◆ SET PROBLEM
Copy all lines in which the word "JSON" can be found.

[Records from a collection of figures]

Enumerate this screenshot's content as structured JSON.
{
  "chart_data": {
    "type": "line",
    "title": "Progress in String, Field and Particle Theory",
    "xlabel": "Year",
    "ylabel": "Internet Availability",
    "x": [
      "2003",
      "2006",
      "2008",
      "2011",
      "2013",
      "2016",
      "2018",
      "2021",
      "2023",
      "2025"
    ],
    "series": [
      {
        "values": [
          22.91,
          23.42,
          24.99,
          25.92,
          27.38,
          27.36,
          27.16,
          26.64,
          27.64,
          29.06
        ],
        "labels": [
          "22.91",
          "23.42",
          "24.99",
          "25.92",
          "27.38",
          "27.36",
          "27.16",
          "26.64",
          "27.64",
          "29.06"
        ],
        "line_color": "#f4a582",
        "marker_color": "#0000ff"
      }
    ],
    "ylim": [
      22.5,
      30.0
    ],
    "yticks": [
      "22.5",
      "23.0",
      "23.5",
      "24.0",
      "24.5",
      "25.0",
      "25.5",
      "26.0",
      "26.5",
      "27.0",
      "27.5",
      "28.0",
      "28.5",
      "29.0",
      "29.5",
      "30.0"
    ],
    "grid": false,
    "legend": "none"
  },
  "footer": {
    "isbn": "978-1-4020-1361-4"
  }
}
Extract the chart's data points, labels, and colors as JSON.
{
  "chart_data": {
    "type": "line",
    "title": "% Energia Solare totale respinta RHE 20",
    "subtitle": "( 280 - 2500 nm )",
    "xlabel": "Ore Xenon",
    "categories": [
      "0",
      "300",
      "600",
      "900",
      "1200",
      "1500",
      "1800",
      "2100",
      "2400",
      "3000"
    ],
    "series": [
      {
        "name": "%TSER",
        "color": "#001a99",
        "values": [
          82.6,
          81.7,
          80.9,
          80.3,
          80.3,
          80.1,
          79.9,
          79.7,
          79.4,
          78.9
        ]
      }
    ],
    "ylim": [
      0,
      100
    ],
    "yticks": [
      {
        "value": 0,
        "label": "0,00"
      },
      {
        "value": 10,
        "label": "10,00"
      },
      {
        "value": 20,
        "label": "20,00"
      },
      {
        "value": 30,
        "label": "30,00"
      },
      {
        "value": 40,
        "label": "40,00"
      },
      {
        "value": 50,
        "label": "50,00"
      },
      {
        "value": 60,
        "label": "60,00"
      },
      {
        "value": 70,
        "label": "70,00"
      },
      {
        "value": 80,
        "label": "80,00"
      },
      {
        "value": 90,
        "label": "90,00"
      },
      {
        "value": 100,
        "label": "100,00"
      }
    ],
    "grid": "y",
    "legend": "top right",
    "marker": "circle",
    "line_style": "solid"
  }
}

◆ WRITTEN SOLUTION
Enumerate this screenshot's content as structured JSON.
Extract the chart's data points, labels, and colors as JSON.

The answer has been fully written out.